-- Problems and tasks --
- 1) In the Tour de France recap, who won the stage 9 victory at Bagneres de Bigorre?
- 2) Please carry on with the Tour de France recap, picking up after its final sentence.

-- Page text --
2013 TdF Recap: Stuck Buses, Fear of Speed, and the Irish Stake a Corner...

I am skipping the Monday Blues this week in order to present my Tour de France recap, some of my more memorable moments from the three weeks. Of course since the Tour is now done for another year, we go through our annual Tour withdrawl, and for the time being, I suppose that makes me blue. As you would expect for any three weeks-long event, the 2013 Tour de France was absolutely bursting with stuff - stuff that took place during and in the race, stuff that took place on the sidelines, and stuff that took place in the quieter moments between the action. For me, some of the more memorable moments were, in no particular order:

The Orica - Green Edge team bus becoming stuck beneath the scaffolding at the finish line of the very first stage and as the race, with great rapidity closed in along the final kilometers. Shortening the stage, and then reverting to the original finish caused all kinds of confusion for the teams and riders, and likely led to a massive pileup limiting the number of racers contesting the sprint. Through it all I found myself commiserating with the driver, sitting in his seat, face buried in his hands in utter disbelief, embarrassment, anguish - pick an emotion, I am sure they all flashed through his mind at one point or another, until finally being able to move clear of the cameras and the attention.

The count was twenty-one years, a lengthy drought by any measure, since an Irish racer had won a stage of the Tour. Working fluidly with his breakaway companion, Jakob Fuglsang until the final kilometer, Daniel Martin ended the drought with a superb finish kick to claim the stage 9 victory at Bagneres de Bigorre in the Pyrenees. Martin may have claimed the victory, but he was quick to credit his teammates for their part as well, "it was a great team effort all day, the guys went on the attack from the start and I had to finish it off in the end."

Speaking of twenty year gaps, the other Irishman in the race, Nicolas Roche, helped to put another dubious streak to rest. It had been that long since a racer from the Emerald Isle stood atop the G.C. podium in Paris on the final day. Roche did so as a member of the Saxo-Tinkoff Team which won the Team Classification.

During the stage 11 time trial to Mont Saint Michel, a spectator along the course doused sprinter Mark Cavendish with urine. Disgusting and a dark mark for sportsmanship. One of the more intriguing aspects of the Tour (and cycling in general) is the close proximity between competitor and spectator. Some people just don't deserve it.

-- Entries supplied --
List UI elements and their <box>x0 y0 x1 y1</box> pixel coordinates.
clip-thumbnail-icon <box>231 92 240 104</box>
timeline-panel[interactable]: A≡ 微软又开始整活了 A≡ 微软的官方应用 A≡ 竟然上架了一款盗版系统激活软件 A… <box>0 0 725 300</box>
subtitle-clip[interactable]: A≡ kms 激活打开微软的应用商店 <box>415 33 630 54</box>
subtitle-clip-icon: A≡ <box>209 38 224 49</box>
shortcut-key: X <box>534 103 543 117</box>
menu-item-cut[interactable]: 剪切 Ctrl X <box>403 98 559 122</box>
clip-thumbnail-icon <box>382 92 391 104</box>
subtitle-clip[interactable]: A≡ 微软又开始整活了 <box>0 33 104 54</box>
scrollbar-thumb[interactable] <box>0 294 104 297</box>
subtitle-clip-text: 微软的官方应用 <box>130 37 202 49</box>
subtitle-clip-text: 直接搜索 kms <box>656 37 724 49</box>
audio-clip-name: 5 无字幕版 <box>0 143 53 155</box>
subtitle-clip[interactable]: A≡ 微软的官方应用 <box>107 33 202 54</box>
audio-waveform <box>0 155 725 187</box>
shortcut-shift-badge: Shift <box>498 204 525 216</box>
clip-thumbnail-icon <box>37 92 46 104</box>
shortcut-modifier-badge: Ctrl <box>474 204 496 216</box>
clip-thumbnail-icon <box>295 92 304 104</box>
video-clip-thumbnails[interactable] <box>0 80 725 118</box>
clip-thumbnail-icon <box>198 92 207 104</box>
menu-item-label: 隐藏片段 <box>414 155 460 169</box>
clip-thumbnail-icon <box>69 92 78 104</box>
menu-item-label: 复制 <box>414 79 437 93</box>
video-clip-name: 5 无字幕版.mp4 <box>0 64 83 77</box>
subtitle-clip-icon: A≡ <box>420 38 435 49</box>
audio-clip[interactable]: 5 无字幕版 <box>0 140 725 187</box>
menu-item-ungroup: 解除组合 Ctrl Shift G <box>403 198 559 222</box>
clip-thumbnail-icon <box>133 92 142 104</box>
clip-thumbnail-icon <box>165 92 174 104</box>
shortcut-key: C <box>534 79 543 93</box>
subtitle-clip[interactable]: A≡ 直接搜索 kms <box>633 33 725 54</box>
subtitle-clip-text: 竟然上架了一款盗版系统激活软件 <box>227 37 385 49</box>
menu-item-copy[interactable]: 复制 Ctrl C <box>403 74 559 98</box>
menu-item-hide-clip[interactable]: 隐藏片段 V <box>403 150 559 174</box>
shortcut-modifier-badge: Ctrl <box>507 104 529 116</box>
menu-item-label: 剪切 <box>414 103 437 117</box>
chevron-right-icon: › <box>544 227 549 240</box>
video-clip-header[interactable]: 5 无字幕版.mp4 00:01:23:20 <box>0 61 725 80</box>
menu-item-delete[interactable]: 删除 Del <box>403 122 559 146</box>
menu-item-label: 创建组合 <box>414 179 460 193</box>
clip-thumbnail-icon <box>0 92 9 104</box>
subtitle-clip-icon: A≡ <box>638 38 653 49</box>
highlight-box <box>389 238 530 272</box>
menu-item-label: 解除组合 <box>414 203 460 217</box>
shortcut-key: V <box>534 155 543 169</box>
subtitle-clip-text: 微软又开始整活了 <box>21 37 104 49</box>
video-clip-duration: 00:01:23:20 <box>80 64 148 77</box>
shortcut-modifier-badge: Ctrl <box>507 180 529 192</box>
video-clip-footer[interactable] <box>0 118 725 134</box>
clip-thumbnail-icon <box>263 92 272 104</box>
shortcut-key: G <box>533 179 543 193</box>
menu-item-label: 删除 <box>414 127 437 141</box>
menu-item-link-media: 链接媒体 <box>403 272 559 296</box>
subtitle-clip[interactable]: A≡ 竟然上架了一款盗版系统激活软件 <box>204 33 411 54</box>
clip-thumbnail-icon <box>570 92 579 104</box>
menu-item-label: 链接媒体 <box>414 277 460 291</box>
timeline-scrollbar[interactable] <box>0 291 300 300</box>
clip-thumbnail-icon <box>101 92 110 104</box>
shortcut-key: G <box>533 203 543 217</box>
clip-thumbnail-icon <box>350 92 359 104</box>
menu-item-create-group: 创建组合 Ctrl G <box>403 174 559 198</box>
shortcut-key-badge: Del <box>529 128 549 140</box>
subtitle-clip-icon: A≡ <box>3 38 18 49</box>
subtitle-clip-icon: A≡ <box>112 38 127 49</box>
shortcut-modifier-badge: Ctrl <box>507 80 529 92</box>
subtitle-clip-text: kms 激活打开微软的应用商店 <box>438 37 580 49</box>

-- Answers below --
- 1) Daniel Martin

- 2)
Chris Froome on Mont Ventoux during stage 16. If Froome's dominating exclamation of a win atop the Monster of Provence didn't win the Tour on this day, it certainly showed who everyone else would be chasing. The win also, however, presented a bit of a conundrum; following the Tour last year I said I would be surprised if Froome was not leading a team this year. This proved to be true. So, let me now wonder whether Richie Porte will be leading a team come the 101st edition of le Grande Boucle next year. If Froome finished off the stage, it was Porte who set it up. 

The withdrawal of Thibaut Pinot. A sentimental favorite last year, turned national hope this year, Pinot pulled out of the race before the beginning of stage 16. Some sources, including his team, initially cited illness for the inability to continue, but Pinot himself admitted that a mental problem was the cause saying, "some people are afraid of spiders or snakes. I'm afraid of speed. It's a phobia." Pinot noted that his inability to descend at speed was hampering his ability to participate in the race. Though I find it surprising that someone at this high level would be stricken with this fear, I can relate and have written about it in the past. It is a shame, Pinot is a young racer with much talent, and I hope he can sort things out.

Stage 17 was a mountain time trial between Embrun and Chorges. While on an early morning reconnaissance of the course, Jean-Christophe Peraud crashed heavily, fracturing his right clavicle. With an enviable display of grit and determination, Peraud had the doctors tape him up as best they could, and got on with the race at hand. Considering all, he posted up respectable times throughout the course, until with two kilometers remaining he crashed hard on his right side once again and, in what must surely have been unimaginable pain and  despair, was forced to withdraw:

The same mountain time trial revealed a gal in a bikini cheering the racers along. I don't think a moto-camera ever failed to capture a rider passing her bend in the road. Perhaps the still photographers were more focused on the racing action, and that is why I have not been able to find a photograph (there is, however, this video which plays in a few second loop on Youtube).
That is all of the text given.